----- The data

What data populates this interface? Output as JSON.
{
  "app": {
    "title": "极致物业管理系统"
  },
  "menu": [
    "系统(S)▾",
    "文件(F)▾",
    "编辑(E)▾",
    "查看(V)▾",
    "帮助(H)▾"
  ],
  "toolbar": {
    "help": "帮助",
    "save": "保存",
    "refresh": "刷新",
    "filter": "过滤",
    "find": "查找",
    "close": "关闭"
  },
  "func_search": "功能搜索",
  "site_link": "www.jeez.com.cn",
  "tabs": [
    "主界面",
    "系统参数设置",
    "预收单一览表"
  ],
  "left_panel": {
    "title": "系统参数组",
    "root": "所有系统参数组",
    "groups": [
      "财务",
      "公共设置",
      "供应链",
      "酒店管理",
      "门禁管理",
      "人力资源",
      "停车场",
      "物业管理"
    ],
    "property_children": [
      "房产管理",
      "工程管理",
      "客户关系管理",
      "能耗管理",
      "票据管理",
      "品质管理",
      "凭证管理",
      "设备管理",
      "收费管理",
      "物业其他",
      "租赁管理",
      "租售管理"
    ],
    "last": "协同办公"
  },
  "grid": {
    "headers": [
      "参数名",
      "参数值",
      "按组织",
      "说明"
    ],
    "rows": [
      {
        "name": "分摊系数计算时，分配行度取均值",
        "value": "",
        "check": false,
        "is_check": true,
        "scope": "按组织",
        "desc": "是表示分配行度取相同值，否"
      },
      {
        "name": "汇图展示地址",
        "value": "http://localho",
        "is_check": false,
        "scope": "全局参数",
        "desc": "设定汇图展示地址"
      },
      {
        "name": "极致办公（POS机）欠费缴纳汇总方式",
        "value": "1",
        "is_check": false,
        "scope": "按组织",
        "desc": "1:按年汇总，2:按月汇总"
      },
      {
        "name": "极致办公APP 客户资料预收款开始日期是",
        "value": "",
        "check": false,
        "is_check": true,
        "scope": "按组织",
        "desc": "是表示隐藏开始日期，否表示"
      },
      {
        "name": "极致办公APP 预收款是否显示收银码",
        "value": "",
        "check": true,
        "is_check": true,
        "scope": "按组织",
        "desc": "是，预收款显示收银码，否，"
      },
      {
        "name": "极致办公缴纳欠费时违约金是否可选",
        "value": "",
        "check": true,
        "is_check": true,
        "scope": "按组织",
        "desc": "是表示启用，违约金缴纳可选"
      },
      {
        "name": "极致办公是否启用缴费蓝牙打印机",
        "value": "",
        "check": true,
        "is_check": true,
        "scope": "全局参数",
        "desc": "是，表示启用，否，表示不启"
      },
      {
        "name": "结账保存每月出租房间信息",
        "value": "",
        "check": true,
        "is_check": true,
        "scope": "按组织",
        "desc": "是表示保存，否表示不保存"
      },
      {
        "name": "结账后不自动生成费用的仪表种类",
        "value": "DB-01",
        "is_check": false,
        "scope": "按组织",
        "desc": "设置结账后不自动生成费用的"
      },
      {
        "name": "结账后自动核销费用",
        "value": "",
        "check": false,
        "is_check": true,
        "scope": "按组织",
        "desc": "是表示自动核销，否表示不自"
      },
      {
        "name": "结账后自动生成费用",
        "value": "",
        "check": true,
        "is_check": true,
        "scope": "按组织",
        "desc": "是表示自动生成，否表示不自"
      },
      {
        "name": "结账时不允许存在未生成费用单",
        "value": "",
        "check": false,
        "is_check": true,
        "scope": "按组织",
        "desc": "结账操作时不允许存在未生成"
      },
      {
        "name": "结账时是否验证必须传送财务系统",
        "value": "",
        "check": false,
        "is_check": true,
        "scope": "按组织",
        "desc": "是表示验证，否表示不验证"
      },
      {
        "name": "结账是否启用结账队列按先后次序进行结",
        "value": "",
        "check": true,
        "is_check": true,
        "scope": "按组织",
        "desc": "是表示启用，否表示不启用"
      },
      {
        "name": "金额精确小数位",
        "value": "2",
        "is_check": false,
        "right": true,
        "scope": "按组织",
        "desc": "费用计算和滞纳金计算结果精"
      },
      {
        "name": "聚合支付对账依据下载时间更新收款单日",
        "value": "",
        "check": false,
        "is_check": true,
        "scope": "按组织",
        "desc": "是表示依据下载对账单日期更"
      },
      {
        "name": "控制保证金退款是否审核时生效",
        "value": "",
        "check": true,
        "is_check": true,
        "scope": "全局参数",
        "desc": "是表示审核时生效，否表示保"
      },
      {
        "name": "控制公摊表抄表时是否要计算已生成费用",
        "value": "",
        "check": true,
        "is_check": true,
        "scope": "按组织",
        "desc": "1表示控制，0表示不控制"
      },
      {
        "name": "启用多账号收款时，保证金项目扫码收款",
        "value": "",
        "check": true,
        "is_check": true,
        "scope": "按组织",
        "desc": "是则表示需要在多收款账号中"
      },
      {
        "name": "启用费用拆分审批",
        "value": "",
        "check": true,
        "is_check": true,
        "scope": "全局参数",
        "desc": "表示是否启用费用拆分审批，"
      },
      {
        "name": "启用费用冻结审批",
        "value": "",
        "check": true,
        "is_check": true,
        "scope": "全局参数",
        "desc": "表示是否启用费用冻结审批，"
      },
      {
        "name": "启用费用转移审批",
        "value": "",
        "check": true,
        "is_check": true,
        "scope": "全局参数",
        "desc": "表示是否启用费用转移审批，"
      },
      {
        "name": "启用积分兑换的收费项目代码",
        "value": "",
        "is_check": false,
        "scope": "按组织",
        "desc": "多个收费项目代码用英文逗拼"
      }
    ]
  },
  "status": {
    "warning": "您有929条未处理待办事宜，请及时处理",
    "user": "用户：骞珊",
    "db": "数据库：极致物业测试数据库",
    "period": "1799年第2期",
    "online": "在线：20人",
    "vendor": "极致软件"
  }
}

----------

Only a number is wanted: how many lines of the material include the word "极致办公APP".

2